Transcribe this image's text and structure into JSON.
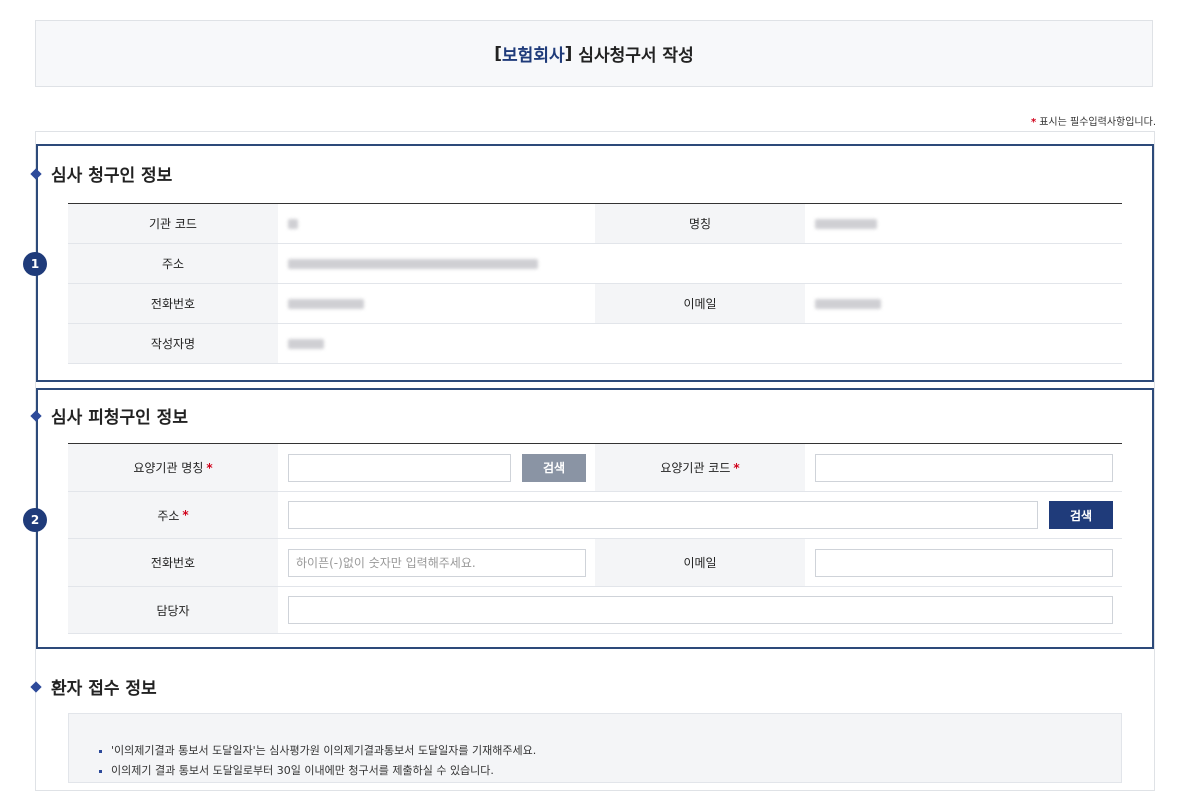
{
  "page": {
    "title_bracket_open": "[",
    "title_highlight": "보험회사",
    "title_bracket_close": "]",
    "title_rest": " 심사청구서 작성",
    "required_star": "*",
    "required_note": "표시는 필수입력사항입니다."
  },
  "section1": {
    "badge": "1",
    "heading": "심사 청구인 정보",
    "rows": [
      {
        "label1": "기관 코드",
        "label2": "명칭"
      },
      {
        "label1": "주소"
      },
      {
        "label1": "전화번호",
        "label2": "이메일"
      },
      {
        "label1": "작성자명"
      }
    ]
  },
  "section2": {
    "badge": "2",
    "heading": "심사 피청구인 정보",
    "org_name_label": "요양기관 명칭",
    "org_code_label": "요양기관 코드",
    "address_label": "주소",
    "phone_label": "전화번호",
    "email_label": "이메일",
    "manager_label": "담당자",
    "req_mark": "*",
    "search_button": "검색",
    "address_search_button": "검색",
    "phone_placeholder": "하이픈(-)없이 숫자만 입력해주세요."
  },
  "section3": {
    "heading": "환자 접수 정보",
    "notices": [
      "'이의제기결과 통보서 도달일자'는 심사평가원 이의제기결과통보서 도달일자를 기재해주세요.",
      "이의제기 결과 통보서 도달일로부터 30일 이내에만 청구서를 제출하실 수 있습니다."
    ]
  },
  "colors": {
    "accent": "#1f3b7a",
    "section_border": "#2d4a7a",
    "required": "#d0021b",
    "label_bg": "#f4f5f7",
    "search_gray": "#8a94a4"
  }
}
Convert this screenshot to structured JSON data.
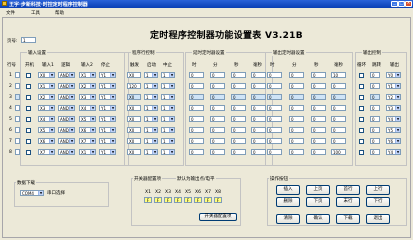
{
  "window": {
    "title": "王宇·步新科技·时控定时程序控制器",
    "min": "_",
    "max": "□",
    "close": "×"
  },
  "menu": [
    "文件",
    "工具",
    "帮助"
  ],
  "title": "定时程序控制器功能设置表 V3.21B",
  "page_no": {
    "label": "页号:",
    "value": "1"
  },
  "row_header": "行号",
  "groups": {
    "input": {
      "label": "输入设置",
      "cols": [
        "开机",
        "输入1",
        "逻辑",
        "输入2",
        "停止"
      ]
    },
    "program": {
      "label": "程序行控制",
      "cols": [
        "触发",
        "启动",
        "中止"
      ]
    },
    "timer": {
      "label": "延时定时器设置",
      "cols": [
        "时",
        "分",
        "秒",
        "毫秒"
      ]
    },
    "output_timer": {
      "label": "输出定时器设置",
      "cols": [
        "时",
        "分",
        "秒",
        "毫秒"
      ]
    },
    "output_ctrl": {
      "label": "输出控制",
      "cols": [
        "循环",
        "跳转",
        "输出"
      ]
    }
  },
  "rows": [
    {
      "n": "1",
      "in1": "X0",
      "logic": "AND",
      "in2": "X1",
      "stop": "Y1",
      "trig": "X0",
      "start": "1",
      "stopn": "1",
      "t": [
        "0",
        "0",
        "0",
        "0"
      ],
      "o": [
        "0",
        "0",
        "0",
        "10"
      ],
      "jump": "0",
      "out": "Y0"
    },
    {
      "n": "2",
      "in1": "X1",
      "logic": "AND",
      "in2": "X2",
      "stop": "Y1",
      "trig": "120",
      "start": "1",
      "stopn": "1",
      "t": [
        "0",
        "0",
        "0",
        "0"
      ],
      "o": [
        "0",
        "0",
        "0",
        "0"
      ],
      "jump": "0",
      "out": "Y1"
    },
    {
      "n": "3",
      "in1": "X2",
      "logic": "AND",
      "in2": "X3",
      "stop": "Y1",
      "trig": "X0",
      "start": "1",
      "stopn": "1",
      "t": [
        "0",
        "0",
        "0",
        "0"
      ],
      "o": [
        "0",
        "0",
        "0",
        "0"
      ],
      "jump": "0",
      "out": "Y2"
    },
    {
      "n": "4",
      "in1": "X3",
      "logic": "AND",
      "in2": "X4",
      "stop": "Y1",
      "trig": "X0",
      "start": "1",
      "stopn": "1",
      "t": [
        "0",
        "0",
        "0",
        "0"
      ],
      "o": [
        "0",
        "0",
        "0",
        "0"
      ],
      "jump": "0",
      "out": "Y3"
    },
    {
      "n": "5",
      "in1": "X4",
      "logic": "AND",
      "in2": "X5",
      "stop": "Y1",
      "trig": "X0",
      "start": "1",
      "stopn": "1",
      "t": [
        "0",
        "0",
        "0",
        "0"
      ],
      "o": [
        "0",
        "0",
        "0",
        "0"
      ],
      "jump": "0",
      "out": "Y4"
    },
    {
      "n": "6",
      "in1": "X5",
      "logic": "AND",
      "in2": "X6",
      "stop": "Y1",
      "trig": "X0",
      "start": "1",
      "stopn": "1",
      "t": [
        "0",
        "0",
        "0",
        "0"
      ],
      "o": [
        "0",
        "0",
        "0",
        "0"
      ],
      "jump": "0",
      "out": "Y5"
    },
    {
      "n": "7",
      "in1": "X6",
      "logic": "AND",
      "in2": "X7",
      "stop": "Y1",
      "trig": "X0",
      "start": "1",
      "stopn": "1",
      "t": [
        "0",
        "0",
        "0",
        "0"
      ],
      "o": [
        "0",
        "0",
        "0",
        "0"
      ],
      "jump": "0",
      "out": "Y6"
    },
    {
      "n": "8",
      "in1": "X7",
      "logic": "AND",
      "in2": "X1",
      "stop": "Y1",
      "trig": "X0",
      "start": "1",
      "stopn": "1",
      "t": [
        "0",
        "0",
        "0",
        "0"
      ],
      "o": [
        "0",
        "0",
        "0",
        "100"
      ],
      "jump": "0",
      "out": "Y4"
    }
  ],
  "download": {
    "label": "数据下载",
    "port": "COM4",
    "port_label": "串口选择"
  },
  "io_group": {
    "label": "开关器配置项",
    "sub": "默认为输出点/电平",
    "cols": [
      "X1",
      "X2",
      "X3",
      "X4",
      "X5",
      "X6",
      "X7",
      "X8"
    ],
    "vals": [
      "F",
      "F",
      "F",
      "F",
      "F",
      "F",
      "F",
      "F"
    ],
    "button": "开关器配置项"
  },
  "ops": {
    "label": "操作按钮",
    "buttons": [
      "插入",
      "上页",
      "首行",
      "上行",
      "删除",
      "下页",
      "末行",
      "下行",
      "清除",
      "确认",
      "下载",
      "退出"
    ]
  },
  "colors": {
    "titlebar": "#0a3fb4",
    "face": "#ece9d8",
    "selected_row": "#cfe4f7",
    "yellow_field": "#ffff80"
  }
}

...

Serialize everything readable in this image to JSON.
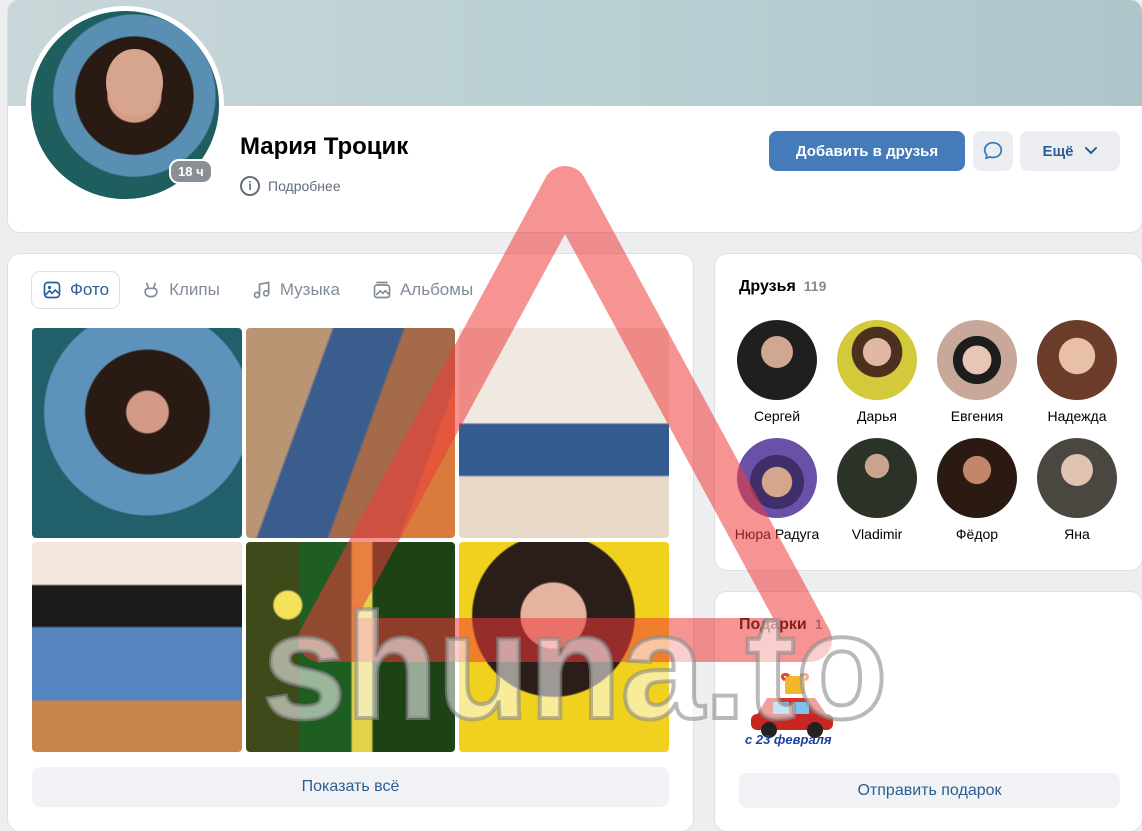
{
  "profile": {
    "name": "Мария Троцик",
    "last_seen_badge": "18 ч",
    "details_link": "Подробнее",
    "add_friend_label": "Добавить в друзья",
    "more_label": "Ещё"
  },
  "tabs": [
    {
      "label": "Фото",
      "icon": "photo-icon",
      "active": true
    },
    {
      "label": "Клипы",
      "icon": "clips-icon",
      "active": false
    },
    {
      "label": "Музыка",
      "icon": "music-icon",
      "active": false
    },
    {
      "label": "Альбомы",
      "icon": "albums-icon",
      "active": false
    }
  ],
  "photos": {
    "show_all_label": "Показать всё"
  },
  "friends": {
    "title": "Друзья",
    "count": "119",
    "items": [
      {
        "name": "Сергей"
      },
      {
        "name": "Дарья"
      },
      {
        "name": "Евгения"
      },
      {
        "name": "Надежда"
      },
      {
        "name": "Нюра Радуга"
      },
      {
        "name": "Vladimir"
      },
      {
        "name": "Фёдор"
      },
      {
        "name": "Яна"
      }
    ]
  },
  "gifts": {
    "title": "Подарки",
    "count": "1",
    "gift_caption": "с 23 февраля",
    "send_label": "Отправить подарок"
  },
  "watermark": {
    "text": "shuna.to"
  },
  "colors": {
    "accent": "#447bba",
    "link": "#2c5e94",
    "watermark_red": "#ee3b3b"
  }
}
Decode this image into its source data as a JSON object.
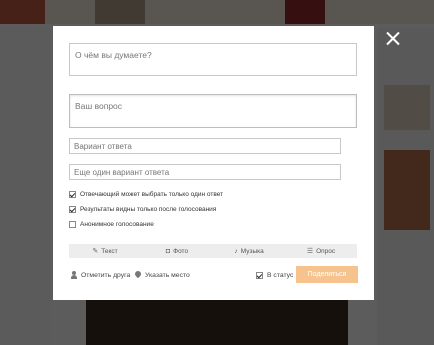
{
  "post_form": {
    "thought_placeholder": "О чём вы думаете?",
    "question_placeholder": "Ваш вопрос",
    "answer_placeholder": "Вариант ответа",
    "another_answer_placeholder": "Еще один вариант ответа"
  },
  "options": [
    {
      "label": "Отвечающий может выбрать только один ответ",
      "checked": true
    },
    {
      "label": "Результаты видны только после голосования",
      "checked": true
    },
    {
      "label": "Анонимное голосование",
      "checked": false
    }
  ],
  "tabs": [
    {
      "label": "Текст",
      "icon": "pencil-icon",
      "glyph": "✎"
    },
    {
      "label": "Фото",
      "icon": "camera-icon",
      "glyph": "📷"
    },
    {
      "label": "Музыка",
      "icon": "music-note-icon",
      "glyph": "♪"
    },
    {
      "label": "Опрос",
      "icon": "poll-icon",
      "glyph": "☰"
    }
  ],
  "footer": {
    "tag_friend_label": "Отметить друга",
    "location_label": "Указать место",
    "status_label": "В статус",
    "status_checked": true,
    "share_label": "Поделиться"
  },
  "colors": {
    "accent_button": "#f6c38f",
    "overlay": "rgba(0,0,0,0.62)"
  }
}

...

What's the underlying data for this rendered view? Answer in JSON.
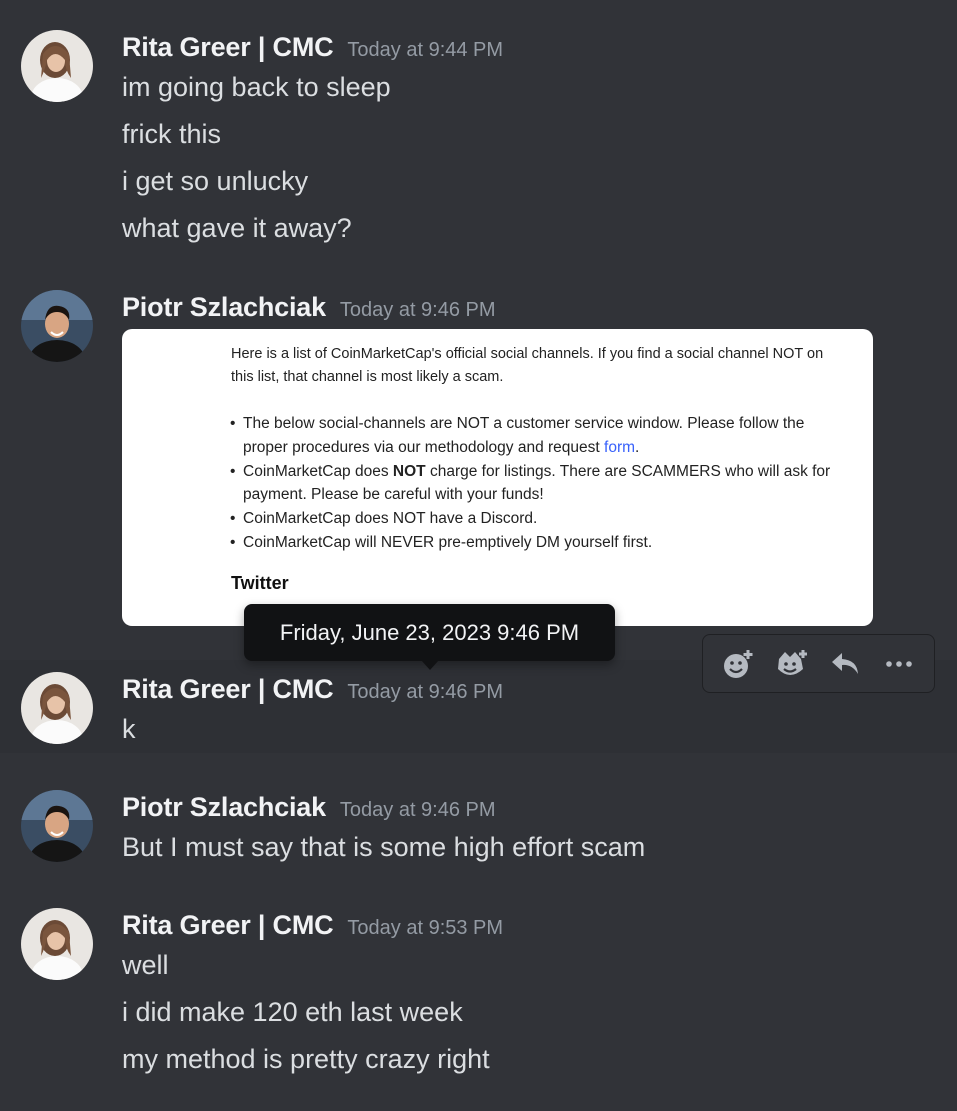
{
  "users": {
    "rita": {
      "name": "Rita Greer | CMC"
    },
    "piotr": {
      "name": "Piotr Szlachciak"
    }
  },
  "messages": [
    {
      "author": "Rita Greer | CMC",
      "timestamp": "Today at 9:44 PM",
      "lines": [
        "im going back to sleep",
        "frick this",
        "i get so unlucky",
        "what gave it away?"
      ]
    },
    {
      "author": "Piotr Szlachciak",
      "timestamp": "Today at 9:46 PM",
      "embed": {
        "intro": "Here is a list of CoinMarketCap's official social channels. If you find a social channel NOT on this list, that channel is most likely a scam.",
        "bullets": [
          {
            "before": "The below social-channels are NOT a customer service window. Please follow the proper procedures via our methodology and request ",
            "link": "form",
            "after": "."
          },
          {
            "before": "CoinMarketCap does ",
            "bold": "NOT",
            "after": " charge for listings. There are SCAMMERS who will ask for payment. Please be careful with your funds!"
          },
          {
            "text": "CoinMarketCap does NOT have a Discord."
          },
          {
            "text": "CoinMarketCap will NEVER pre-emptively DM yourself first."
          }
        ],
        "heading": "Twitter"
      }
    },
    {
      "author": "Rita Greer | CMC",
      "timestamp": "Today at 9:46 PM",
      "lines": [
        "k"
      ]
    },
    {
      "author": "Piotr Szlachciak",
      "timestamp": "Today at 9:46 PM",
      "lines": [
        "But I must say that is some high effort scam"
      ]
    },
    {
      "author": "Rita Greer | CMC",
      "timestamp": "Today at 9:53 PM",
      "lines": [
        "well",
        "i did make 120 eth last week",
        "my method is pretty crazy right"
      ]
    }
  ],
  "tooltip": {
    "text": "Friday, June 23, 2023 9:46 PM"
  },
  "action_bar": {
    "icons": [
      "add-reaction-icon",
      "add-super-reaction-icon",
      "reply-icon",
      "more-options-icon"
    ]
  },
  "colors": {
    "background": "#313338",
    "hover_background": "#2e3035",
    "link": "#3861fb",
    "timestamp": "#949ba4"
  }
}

### TASK OBJECTIVE
State how many lines of the listing include "channels", and nothing more.

### RESPONSE
2